Short problem - Produce an exact copy of all the records.

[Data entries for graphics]
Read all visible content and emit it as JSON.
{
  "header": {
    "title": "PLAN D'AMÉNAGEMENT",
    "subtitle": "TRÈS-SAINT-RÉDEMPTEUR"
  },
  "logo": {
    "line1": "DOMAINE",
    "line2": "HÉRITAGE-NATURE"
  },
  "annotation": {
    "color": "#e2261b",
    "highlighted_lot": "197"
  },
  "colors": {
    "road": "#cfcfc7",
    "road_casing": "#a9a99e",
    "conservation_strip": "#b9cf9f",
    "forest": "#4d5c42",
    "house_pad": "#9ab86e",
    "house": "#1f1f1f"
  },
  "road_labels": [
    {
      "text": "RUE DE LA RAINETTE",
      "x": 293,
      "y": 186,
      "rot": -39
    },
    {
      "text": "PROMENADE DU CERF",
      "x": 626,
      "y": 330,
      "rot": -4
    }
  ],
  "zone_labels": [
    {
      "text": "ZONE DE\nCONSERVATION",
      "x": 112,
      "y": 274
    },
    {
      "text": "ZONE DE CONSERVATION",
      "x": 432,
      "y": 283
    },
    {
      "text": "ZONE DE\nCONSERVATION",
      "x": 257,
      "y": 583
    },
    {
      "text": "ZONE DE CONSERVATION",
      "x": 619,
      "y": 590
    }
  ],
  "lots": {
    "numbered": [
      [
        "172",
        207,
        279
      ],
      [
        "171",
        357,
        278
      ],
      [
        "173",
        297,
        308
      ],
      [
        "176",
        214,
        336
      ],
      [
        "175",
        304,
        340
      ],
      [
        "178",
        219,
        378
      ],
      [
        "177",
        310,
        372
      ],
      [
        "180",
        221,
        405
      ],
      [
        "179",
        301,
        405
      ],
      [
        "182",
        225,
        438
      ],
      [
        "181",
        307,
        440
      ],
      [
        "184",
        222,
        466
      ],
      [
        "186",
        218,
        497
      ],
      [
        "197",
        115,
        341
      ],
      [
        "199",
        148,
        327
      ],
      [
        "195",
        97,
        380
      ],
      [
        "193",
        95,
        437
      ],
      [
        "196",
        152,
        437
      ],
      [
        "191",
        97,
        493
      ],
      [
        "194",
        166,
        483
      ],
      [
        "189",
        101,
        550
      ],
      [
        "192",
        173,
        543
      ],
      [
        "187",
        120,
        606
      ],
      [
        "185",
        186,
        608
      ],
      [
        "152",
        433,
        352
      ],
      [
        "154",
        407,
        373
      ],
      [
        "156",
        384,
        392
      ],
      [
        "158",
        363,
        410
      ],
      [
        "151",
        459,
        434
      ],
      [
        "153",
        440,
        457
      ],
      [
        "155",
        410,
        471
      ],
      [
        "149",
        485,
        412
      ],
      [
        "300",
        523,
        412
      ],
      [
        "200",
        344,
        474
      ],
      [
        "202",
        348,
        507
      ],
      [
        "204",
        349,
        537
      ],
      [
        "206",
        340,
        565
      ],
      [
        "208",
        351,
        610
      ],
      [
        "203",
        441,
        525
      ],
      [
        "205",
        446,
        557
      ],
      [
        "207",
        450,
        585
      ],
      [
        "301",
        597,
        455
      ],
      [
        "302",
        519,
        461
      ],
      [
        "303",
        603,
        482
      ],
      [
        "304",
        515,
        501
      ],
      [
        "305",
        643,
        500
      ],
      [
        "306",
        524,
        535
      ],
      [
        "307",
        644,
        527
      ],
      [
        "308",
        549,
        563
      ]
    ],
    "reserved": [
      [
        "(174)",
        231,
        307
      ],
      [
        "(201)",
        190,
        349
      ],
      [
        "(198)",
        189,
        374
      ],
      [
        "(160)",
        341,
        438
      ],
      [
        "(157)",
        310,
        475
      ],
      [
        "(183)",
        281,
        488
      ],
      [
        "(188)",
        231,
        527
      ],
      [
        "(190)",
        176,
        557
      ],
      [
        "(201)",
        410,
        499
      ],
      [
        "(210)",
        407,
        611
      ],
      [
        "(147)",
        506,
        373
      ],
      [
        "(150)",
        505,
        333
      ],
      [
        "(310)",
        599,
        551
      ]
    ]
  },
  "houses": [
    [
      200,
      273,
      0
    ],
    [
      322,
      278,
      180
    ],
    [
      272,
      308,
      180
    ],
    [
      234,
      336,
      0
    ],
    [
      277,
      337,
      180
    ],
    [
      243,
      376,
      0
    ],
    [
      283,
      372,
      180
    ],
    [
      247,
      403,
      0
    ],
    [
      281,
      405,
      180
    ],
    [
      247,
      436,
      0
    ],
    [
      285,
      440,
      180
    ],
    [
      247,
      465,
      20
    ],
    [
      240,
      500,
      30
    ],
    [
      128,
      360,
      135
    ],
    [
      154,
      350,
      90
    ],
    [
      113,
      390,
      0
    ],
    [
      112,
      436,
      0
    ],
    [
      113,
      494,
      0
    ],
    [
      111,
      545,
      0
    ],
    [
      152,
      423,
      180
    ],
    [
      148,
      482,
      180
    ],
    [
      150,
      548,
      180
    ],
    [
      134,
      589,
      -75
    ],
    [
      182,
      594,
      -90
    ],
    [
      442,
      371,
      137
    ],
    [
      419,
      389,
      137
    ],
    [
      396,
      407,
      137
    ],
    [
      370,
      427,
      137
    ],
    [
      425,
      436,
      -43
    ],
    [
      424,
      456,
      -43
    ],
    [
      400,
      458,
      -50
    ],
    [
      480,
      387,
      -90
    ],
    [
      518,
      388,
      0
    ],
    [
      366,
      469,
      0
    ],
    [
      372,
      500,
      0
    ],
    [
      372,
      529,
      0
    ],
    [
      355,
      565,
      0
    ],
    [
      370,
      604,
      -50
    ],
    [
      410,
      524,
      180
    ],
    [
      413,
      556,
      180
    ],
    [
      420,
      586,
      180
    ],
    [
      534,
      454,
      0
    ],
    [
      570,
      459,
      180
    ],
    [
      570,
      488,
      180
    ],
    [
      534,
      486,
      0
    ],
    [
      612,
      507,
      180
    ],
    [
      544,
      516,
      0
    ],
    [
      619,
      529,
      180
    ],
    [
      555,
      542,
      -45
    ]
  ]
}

Solved problem -
Read all visible content and emit it as JSON.
{
  "header": {
    "title": "PLAN D'AMÉNAGEMENT",
    "subtitle": "TRÈS-SAINT-RÉDEMPTEUR"
  },
  "logo": {
    "line1": "DOMAINE",
    "line2": "HÉRITAGE-NATURE"
  },
  "annotation": {
    "color": "#e2261b",
    "highlighted_lot": "197"
  },
  "colors": {
    "road": "#cfcfc7",
    "road_casing": "#a9a99e",
    "conservation_strip": "#b9cf9f",
    "forest": "#4d5c42",
    "house_pad": "#9ab86e",
    "house": "#1f1f1f"
  },
  "road_labels": [
    {
      "text": "RUE DE LA RAINETTE",
      "x": 293,
      "y": 186,
      "rot": -39
    },
    {
      "text": "PROMENADE DU CERF",
      "x": 626,
      "y": 330,
      "rot": -4
    }
  ],
  "zone_labels": [
    {
      "text": "ZONE DE\nCONSERVATION",
      "x": 112,
      "y": 274
    },
    {
      "text": "ZONE DE CONSERVATION",
      "x": 432,
      "y": 283
    },
    {
      "text": "ZONE DE\nCONSERVATION",
      "x": 257,
      "y": 583
    },
    {
      "text": "ZONE DE CONSERVATION",
      "x": 619,
      "y": 590
    }
  ],
  "lots": {
    "numbered": [
      [
        "172",
        207,
        279
      ],
      [
        "171",
        357,
        278
      ],
      [
        "173",
        297,
        308
      ],
      [
        "176",
        214,
        336
      ],
      [
        "175",
        304,
        340
      ],
      [
        "178",
        219,
        378
      ],
      [
        "177",
        310,
        372
      ],
      [
        "180",
        221,
        405
      ],
      [
        "179",
        301,
        405
      ],
      [
        "182",
        225,
        438
      ],
      [
        "181",
        307,
        440
      ],
      [
        "184",
        222,
        466
      ],
      [
        "186",
        218,
        497
      ],
      [
        "197",
        115,
        341
      ],
      [
        "199",
        148,
        327
      ],
      [
        "195",
        97,
        380
      ],
      [
        "193",
        95,
        437
      ],
      [
        "196",
        152,
        437
      ],
      [
        "191",
        97,
        493
      ],
      [
        "194",
        166,
        483
      ],
      [
        "189",
        101,
        550
      ],
      [
        "192",
        173,
        543
      ],
      [
        "187",
        120,
        606
      ],
      [
        "185",
        186,
        608
      ],
      [
        "152",
        433,
        352
      ],
      [
        "154",
        407,
        373
      ],
      [
        "156",
        384,
        392
      ],
      [
        "158",
        363,
        410
      ],
      [
        "151",
        459,
        434
      ],
      [
        "153",
        440,
        457
      ],
      [
        "155",
        410,
        471
      ],
      [
        "149",
        485,
        412
      ],
      [
        "300",
        523,
        412
      ],
      [
        "200",
        344,
        474
      ],
      [
        "202",
        348,
        507
      ],
      [
        "204",
        349,
        537
      ],
      [
        "206",
        340,
        565
      ],
      [
        "208",
        351,
        610
      ],
      [
        "203",
        441,
        525
      ],
      [
        "205",
        446,
        557
      ],
      [
        "207",
        450,
        585
      ],
      [
        "301",
        597,
        455
      ],
      [
        "302",
        519,
        461
      ],
      [
        "303",
        603,
        482
      ],
      [
        "304",
        515,
        501
      ],
      [
        "305",
        643,
        500
      ],
      [
        "306",
        524,
        535
      ],
      [
        "307",
        644,
        527
      ],
      [
        "308",
        549,
        563
      ]
    ],
    "reserved": [
      [
        "(174)",
        231,
        307
      ],
      [
        "(201)",
        190,
        349
      ],
      [
        "(198)",
        189,
        374
      ],
      [
        "(160)",
        341,
        438
      ],
      [
        "(157)",
        310,
        475
      ],
      [
        "(183)",
        281,
        488
      ],
      [
        "(188)",
        231,
        527
      ],
      [
        "(190)",
        176,
        557
      ],
      [
        "(201)",
        410,
        499
      ],
      [
        "(210)",
        407,
        611
      ],
      [
        "(147)",
        506,
        373
      ],
      [
        "(150)",
        505,
        333
      ],
      [
        "(310)",
        599,
        551
      ]
    ]
  },
  "houses": [
    [
      200,
      273,
      0
    ],
    [
      322,
      278,
      180
    ],
    [
      272,
      308,
      180
    ],
    [
      234,
      336,
      0
    ],
    [
      277,
      337,
      180
    ],
    [
      243,
      376,
      0
    ],
    [
      283,
      372,
      180
    ],
    [
      247,
      403,
      0
    ],
    [
      281,
      405,
      180
    ],
    [
      247,
      436,
      0
    ],
    [
      285,
      440,
      180
    ],
    [
      247,
      465,
      20
    ],
    [
      240,
      500,
      30
    ],
    [
      128,
      360,
      135
    ],
    [
      154,
      350,
      90
    ],
    [
      113,
      390,
      0
    ],
    [
      112,
      436,
      0
    ],
    [
      113,
      494,
      0
    ],
    [
      111,
      545,
      0
    ],
    [
      152,
      423,
      180
    ],
    [
      148,
      482,
      180
    ],
    [
      150,
      548,
      180
    ],
    [
      134,
      589,
      -75
    ],
    [
      182,
      594,
      -90
    ],
    [
      442,
      371,
      137
    ],
    [
      419,
      389,
      137
    ],
    [
      396,
      407,
      137
    ],
    [
      370,
      427,
      137
    ],
    [
      425,
      436,
      -43
    ],
    [
      424,
      456,
      -43
    ],
    [
      400,
      458,
      -50
    ],
    [
      480,
      387,
      -90
    ],
    [
      518,
      388,
      0
    ],
    [
      366,
      469,
      0
    ],
    [
      372,
      500,
      0
    ],
    [
      372,
      529,
      0
    ],
    [
      355,
      565,
      0
    ],
    [
      370,
      604,
      -50
    ],
    [
      410,
      524,
      180
    ],
    [
      413,
      556,
      180
    ],
    [
      420,
      586,
      180
    ],
    [
      534,
      454,
      0
    ],
    [
      570,
      459,
      180
    ],
    [
      570,
      488,
      180
    ],
    [
      534,
      486,
      0
    ],
    [
      612,
      507,
      180
    ],
    [
      544,
      516,
      0
    ],
    [
      619,
      529,
      180
    ],
    [
      555,
      542,
      -45
    ]
  ]
}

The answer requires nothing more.